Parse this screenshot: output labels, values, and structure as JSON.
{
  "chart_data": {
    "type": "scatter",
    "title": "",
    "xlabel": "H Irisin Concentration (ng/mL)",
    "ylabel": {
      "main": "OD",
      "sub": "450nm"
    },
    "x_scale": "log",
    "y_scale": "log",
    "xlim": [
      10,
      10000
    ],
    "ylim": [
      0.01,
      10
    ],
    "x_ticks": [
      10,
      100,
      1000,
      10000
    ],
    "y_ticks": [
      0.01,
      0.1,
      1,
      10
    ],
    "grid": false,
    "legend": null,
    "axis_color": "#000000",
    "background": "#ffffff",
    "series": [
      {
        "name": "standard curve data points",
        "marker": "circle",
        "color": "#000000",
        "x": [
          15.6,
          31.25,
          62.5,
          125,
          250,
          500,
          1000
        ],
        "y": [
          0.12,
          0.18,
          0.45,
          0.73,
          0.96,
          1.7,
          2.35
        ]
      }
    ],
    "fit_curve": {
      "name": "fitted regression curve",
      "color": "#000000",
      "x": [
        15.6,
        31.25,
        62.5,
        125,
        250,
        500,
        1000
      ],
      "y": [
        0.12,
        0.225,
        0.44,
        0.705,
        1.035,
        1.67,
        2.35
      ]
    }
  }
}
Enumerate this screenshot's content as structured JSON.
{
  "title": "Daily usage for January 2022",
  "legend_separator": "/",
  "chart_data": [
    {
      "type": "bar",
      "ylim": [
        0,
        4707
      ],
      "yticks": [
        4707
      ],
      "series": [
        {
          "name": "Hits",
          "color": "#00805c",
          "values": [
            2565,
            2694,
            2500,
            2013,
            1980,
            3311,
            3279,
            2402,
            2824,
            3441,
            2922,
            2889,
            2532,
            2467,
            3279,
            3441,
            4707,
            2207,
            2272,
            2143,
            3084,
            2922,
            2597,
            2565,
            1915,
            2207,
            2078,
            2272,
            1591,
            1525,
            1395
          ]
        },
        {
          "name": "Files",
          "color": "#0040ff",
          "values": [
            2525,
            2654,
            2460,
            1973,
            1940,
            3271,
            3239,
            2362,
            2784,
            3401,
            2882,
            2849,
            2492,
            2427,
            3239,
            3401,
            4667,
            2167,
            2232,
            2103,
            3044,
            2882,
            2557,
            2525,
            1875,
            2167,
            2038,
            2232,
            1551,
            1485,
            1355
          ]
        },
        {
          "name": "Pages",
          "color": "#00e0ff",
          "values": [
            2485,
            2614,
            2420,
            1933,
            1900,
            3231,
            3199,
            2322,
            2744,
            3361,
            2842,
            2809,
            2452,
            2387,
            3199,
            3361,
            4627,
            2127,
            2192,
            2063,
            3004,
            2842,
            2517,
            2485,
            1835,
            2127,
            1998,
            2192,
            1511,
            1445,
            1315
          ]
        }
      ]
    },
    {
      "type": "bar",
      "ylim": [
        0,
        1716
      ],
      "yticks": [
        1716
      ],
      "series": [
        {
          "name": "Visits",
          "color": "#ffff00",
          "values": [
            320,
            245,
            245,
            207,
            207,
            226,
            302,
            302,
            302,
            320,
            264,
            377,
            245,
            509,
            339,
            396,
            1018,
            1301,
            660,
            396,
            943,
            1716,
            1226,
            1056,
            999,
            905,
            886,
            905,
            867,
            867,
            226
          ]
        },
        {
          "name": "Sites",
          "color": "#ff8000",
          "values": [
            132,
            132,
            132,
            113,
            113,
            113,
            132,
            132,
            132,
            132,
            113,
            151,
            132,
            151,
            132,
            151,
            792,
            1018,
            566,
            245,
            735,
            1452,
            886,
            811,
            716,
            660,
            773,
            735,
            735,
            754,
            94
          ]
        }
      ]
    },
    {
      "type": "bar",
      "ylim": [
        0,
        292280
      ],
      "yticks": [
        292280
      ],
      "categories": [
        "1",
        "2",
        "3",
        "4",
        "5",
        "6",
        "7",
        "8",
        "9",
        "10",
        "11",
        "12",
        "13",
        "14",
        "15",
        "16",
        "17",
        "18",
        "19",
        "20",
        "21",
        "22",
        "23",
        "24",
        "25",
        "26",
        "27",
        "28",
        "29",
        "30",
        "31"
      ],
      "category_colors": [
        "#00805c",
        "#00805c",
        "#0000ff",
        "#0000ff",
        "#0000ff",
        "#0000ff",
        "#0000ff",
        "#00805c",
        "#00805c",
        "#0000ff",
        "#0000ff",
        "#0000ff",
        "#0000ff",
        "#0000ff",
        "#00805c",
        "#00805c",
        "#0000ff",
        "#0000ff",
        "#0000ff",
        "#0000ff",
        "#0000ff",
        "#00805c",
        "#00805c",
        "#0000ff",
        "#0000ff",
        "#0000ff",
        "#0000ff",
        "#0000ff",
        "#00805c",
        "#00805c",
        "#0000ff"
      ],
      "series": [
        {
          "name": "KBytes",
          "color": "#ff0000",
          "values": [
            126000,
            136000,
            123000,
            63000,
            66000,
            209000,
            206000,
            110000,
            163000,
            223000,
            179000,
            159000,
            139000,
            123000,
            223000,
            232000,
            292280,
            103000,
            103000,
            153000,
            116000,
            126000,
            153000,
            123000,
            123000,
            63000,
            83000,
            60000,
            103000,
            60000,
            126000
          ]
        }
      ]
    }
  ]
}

..............................

◆ Stated goal
Check each line of the material above for "screenshot" and say how many lines contain it, giving the number alone.

◆ Exercise response
2